To change and perceive our lives without limitations, we must take an honest look within to understand how we don’t really act in our own best interest.
True change comes from the inside to the outside.
George came to his last session stating he wanted the key to change by the end of the session. He was frustrated and angry at his life. In the past, we discussed all the ways George could change his life, but those idea of boundaries overwhelmed him. Those options meant he might lose control of the stalemate he held in his relationship and his business, or it might offend or place him in a position of possible loss.
Change always includes loss, even if it’s an image of ‘what’s possible’ that we’re losing.
If we want change we must be willing to give up our PERCEIVED control of others and our unhappy circumstances. Expectations of keeping the status quo will influence our ability to set a new precedence.
Mark has been married for 30 years. His wife is his roommate, they haven’t had sex for 15 years. He desires an opportunity to fall in love with someone else. Mark’s afraid to leave the comfort of his situation, for the unknown…at least here he’s appreciated for mowing the lawn, cooking dinner and taking out the trash. If he creates boundaries or leaves, what will become of his life?
We need to take a risk, and get honest with ourselves. What’s the benefit to our current unhappiness and keeping the focus on everyone, but ourselves? What are we afraid of losing if we change? Why does having a limited picture of possibilities suit us? Why do we seek struggle?
Three things that need to happen to create change forever:
- Consistent Honesty With Yourself.
- Boundaries That You Live By First.
- Action To Support Who You Are And What You TRULY Want.

■ **Short task 1**
In the piece on personal change, how long has Mark been married?
■ **Short task 2**
Transcribe the piece on personal change, starting at the words "To change and" and stopping after "of possible loss.".
The listing that comes next has nothing to do with this.

■ **Listed records**
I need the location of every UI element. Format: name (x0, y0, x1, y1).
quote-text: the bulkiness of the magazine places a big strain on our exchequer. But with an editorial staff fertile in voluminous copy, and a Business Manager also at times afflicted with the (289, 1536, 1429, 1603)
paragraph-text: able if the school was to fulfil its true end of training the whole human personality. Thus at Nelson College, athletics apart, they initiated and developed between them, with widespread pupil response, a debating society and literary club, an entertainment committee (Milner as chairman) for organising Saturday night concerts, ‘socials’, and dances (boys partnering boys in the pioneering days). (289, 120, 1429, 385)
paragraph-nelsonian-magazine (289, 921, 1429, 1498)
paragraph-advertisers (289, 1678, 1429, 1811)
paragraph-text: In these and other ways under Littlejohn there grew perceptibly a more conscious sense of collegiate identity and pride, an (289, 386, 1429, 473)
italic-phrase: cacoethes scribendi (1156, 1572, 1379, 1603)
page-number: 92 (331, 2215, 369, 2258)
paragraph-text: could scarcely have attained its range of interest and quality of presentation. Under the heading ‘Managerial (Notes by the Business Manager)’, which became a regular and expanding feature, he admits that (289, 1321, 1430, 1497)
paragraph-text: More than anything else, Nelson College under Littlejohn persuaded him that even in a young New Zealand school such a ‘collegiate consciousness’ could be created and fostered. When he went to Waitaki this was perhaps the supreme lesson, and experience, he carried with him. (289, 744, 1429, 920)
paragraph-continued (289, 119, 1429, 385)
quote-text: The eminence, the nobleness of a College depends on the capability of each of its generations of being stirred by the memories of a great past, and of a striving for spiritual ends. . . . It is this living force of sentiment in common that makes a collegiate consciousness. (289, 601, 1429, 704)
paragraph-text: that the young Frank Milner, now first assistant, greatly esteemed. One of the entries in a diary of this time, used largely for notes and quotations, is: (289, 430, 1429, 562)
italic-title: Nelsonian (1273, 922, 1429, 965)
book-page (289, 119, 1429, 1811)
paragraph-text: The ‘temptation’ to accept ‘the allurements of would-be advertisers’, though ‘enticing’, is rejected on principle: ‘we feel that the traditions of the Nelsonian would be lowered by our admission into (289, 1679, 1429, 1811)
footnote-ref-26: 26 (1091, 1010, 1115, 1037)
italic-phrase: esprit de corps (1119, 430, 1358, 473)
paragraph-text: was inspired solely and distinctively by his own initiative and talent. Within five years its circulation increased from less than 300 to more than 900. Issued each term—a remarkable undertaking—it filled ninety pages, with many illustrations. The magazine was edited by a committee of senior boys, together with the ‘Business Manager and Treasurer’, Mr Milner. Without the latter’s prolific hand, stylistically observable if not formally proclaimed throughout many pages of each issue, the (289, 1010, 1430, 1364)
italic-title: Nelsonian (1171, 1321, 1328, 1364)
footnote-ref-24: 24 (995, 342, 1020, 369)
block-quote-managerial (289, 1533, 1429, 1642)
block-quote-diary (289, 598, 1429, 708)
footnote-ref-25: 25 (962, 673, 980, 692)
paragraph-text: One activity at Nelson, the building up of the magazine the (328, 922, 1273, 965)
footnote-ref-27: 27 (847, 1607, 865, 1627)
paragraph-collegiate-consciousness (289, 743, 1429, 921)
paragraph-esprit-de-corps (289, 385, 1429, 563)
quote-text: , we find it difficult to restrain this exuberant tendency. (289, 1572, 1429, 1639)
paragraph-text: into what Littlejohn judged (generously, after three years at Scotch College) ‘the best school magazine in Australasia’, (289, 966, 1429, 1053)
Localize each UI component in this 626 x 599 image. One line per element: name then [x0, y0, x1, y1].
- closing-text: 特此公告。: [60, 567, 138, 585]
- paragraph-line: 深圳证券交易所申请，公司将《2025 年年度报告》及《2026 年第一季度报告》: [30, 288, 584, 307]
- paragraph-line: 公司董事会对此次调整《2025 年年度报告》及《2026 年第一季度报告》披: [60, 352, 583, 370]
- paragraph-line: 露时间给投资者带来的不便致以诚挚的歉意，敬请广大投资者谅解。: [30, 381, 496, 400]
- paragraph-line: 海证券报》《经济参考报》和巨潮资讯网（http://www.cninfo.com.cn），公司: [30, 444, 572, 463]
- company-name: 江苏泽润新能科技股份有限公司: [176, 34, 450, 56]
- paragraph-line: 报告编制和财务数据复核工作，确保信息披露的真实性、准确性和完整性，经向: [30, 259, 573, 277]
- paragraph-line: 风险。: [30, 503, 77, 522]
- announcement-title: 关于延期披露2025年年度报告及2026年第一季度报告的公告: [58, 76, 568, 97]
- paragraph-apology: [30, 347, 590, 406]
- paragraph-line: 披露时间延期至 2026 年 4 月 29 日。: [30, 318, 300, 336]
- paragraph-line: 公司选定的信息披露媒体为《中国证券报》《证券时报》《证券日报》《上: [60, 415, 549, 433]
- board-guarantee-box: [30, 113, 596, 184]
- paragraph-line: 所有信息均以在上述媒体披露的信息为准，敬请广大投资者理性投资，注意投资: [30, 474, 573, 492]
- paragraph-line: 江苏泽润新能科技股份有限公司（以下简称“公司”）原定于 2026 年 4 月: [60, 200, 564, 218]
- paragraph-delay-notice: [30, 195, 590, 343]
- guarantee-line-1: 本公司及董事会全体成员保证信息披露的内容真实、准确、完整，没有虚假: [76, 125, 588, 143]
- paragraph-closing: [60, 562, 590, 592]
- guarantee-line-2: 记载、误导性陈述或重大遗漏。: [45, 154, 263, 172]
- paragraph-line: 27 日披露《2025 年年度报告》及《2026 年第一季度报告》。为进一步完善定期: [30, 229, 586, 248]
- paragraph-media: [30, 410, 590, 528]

■ **Exercise answer 1**
Mark has been married for 30 years.

■ **Exercise answer 2**
To change and perceive our lives without limitations, we must take an honest look within to understand how we don’t really act in our own best interest.
True change comes from the inside to the outside.
George came to his last session stating he wanted the key to change by the end of the session. He was frustrated and angry at his life. In the past, we discussed all the ways George could change his life, but those idea of boundaries overwhelmed him. Those options meant he might lose control of the stalemate he held in his relationship and his business, or it might offend or place him in a position of possible loss.